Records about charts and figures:
— Begin —
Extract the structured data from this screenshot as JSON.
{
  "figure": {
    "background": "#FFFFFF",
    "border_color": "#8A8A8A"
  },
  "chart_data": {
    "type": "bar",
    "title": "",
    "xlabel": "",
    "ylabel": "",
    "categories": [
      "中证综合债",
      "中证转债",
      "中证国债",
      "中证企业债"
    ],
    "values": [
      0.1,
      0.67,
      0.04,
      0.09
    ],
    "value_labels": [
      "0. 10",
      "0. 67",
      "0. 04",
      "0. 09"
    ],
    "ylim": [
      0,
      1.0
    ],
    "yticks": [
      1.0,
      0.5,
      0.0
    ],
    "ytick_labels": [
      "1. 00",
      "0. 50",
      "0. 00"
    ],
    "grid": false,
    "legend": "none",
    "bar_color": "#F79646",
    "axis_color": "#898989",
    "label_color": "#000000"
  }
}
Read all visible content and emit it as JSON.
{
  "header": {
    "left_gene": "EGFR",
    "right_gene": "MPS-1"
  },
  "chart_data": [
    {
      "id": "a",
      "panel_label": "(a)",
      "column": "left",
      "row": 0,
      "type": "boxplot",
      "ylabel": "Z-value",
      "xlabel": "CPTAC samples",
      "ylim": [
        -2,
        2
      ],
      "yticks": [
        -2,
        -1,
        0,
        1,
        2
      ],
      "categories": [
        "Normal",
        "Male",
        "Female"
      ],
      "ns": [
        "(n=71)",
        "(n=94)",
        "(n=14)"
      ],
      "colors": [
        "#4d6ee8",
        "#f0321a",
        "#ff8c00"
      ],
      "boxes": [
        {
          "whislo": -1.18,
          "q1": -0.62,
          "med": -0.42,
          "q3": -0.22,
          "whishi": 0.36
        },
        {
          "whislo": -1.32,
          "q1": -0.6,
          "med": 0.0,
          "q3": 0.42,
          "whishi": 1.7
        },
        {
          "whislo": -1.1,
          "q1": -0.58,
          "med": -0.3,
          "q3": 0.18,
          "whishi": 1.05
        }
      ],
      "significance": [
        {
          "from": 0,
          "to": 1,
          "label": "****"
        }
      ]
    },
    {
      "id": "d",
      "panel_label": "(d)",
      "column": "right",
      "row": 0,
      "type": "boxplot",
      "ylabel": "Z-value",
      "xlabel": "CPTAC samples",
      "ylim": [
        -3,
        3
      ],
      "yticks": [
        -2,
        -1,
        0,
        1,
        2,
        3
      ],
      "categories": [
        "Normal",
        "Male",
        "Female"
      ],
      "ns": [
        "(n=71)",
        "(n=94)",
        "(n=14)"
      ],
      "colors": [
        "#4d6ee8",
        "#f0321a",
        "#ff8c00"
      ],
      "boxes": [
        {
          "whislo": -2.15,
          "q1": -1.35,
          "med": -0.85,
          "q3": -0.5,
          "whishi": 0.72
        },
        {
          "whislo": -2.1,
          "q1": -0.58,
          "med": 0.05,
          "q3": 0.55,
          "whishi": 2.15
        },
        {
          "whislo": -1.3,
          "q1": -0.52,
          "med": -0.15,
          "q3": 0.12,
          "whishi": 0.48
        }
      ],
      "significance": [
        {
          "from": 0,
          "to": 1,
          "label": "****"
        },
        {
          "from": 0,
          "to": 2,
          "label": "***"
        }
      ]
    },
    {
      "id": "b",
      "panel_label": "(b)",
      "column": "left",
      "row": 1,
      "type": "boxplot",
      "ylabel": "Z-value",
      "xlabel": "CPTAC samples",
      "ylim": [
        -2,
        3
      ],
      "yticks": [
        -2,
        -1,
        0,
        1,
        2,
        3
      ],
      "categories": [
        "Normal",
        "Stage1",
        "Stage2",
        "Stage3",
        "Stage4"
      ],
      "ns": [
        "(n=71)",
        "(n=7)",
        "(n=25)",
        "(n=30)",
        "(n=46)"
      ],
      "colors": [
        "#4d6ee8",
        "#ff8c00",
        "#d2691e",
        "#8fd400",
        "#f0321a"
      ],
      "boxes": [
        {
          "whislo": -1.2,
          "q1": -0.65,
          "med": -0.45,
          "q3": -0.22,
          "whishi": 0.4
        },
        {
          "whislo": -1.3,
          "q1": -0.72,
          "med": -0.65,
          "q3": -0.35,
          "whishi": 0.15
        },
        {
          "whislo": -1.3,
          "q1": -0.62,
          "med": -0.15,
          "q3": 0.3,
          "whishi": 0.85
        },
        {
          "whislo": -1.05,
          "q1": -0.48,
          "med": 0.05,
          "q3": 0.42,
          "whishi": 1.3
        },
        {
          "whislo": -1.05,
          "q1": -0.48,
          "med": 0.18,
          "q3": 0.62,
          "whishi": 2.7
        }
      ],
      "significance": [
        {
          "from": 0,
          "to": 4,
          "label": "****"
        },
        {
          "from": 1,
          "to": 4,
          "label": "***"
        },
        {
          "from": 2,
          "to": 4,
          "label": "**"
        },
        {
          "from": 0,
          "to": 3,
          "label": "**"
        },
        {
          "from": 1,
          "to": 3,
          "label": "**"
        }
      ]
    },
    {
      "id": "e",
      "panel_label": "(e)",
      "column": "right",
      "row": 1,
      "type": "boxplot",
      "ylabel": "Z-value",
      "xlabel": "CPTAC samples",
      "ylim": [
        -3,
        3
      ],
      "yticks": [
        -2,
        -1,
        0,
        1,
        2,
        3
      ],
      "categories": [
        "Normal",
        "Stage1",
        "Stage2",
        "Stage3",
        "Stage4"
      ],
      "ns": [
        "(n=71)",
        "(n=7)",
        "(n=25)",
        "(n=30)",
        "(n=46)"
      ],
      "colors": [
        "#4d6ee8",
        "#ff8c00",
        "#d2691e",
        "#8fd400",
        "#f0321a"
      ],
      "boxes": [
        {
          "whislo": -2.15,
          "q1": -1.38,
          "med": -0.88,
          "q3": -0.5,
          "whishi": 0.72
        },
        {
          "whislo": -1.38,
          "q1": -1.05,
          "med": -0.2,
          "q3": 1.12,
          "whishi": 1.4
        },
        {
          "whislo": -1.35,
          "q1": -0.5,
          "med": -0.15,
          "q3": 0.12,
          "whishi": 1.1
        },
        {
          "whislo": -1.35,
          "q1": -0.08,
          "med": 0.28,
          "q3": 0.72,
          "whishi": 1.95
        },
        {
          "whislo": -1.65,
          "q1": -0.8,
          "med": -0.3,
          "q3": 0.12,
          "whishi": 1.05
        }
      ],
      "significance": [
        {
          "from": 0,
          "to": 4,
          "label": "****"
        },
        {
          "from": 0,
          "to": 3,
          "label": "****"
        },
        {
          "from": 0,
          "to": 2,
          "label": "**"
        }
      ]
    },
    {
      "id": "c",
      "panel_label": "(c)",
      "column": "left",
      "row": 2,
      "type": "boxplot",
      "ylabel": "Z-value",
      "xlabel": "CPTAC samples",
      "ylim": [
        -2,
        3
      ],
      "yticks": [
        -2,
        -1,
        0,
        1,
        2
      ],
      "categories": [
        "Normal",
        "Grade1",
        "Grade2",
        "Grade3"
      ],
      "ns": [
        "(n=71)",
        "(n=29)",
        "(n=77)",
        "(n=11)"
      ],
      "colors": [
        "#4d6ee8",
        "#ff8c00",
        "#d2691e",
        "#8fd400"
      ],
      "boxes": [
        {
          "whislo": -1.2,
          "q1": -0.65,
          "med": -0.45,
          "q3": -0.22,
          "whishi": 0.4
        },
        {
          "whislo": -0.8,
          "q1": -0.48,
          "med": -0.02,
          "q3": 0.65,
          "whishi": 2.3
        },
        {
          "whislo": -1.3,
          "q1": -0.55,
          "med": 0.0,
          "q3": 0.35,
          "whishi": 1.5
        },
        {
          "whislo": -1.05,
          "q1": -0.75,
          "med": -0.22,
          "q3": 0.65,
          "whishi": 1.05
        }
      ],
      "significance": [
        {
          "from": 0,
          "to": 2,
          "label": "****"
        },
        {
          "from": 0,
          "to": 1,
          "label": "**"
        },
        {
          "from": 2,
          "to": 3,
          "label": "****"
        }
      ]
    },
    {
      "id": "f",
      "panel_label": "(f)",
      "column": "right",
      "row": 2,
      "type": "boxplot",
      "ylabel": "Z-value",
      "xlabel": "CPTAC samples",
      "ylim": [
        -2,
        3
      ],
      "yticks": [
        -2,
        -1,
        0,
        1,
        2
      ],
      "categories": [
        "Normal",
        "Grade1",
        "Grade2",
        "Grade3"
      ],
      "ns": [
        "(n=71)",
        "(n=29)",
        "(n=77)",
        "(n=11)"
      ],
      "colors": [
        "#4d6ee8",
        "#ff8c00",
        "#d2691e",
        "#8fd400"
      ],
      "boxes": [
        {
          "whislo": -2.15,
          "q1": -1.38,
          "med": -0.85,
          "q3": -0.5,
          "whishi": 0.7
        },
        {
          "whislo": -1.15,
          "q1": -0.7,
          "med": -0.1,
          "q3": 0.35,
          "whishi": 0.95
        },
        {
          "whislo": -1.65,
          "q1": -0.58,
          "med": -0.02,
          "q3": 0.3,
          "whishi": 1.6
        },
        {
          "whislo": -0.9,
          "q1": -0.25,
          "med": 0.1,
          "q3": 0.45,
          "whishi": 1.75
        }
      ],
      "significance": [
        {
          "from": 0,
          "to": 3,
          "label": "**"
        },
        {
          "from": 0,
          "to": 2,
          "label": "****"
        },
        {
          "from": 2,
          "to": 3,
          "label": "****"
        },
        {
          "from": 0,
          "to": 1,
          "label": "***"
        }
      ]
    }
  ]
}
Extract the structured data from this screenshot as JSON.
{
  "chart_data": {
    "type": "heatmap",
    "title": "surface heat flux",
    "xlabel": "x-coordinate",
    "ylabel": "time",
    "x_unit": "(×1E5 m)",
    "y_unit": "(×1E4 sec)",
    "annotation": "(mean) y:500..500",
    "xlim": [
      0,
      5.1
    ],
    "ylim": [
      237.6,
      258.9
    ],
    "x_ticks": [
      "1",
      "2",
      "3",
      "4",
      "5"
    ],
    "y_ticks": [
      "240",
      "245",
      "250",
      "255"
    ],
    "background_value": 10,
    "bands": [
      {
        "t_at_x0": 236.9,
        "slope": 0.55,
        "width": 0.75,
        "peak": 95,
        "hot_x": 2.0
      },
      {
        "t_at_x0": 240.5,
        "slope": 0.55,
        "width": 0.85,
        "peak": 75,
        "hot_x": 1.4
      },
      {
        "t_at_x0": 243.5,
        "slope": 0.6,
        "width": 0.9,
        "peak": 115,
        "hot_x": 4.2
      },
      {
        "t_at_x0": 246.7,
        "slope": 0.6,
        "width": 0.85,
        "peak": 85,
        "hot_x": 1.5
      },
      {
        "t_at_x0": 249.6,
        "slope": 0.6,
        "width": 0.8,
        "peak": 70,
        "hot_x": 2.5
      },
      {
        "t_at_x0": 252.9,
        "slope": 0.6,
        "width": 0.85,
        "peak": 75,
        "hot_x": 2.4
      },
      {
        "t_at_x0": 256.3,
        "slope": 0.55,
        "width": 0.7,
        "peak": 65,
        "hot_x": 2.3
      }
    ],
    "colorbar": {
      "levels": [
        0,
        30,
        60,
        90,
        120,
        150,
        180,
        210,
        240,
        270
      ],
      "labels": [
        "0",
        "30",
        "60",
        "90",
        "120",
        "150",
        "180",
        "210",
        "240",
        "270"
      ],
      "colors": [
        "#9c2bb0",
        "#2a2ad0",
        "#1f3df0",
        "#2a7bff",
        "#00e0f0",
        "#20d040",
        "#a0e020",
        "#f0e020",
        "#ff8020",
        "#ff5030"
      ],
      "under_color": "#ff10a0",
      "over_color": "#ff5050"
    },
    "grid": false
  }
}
— End —
What you need to do: Scan the listing above for the word "peak" and copy every line that holds it.

The completed task:
        "peak": 95,
        "peak": 75,
        "peak": 115,
        "peak": 85,
        "peak": 70,
        "peak": 75,
        "peak": 65,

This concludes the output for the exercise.